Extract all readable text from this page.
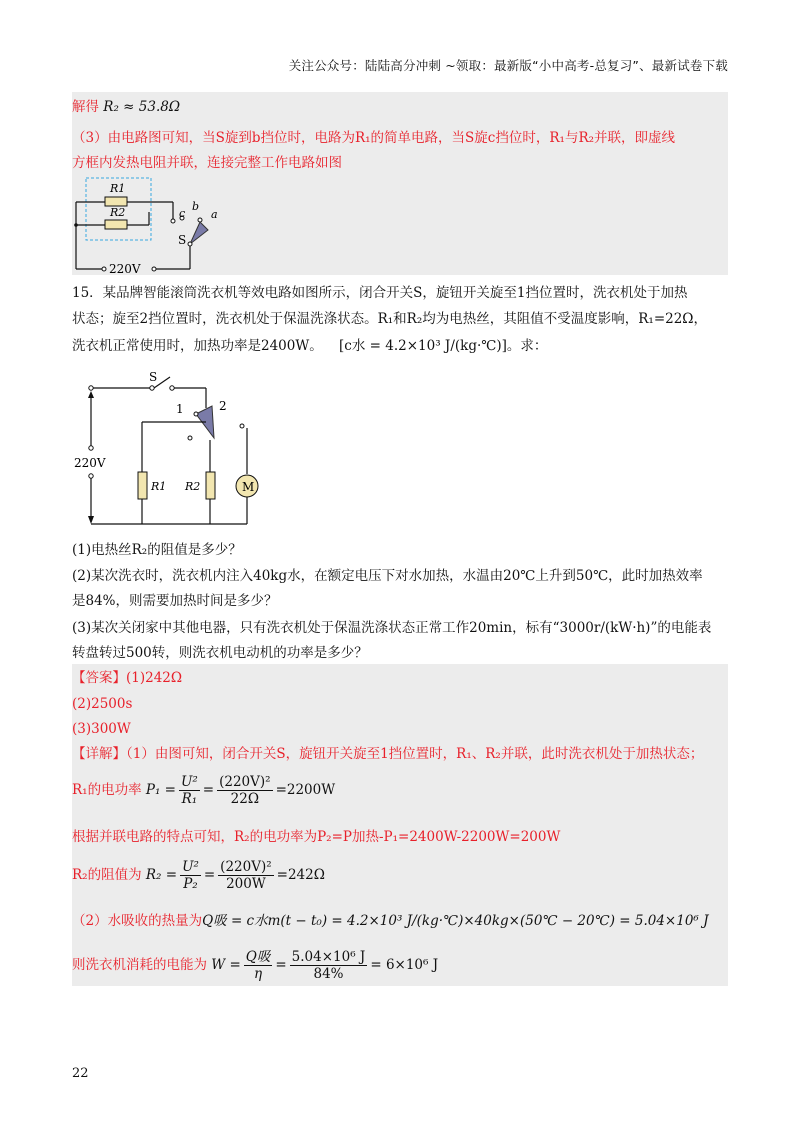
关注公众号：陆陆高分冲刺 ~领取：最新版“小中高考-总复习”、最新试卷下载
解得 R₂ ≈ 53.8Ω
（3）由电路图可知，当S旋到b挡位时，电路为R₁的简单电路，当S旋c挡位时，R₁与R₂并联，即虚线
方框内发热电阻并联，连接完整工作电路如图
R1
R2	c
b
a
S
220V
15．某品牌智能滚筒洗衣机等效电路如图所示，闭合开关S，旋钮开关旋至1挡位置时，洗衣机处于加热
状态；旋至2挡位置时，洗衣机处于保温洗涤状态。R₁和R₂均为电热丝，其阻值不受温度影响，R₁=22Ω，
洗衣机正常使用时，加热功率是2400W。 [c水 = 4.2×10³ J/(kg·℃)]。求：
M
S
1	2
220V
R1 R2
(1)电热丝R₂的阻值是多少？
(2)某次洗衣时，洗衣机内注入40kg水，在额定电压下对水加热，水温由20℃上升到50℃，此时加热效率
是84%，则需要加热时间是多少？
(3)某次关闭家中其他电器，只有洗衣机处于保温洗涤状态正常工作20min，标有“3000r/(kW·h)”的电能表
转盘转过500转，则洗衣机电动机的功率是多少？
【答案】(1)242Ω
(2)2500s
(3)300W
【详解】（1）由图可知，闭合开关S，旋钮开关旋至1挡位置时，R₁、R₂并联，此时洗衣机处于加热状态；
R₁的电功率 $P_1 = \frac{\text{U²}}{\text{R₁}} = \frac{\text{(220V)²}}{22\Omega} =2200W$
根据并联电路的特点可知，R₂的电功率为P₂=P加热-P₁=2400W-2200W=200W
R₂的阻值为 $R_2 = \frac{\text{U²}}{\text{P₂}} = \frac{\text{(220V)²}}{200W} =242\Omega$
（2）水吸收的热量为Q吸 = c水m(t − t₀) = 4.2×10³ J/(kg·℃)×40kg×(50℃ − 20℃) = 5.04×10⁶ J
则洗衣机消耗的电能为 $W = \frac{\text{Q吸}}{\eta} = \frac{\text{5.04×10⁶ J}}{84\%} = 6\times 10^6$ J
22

Your task >> Except for the pictures, reproduce every line exactly.

Task response >>
Extract all readable text from this page.
关注公众号：陆陆高分冲刺 ~领取：最新版“小中高考-总复习”、最新试卷下载
解得 R₂ ≈ 53.8Ω
（3）由电路图可知，当S旋到b挡位时，电路为R₁的简单电路，当S旋c挡位时，R₁与R₂并联，即虚线
方框内发热电阻并联，连接完整工作电路如图
R1
R2	c
b
a
S
220V
15．某品牌智能滚筒洗衣机等效电路如图所示，闭合开关S，旋钮开关旋至1挡位置时，洗衣机处于加热
状态；旋至2挡位置时，洗衣机处于保温洗涤状态。R₁和R₂均为电热丝，其阻值不受温度影响，R₁=22Ω，
洗衣机正常使用时，加热功率是2400W。 [c水 = 4.2×10³ J/(kg·℃)]。求：
M
S
1	2
220V
R1 R2
(1)电热丝R₂的阻值是多少？
(2)某次洗衣时，洗衣机内注入40kg水，在额定电压下对水加热，水温由20℃上升到50℃，此时加热效率
是84%，则需要加热时间是多少？
(3)某次关闭家中其他电器，只有洗衣机处于保温洗涤状态正常工作20min，标有“3000r/(kW·h)”的电能表
转盘转过500转，则洗衣机电动机的功率是多少？
【答案】(1)242Ω
(2)2500s
(3)300W
【详解】（1）由图可知，闭合开关S，旋钮开关旋至1挡位置时，R₁、R₂并联，此时洗衣机处于加热状态；
R₁的电功率 $P_1 = \frac{\text{U²}}{\text{R₁}} = \frac{\text{(220V)²}}{22\Omega} =2200W$
根据并联电路的特点可知，R₂的电功率为P₂=P加热-P₁=2400W-2200W=200W
R₂的阻值为 $R_2 = \frac{\text{U²}}{\text{P₂}} = \frac{\text{(220V)²}}{200W} =242\Omega$
（2）水吸收的热量为Q吸 = c水m(t − t₀) = 4.2×10³ J/(kg·℃)×40kg×(50℃ − 20℃) = 5.04×10⁶ J
则洗衣机消耗的电能为 $W = \frac{\text{Q吸}}{\eta} = \frac{\text{5.04×10⁶ J}}{84\%} = 6\times 10^6$ J
22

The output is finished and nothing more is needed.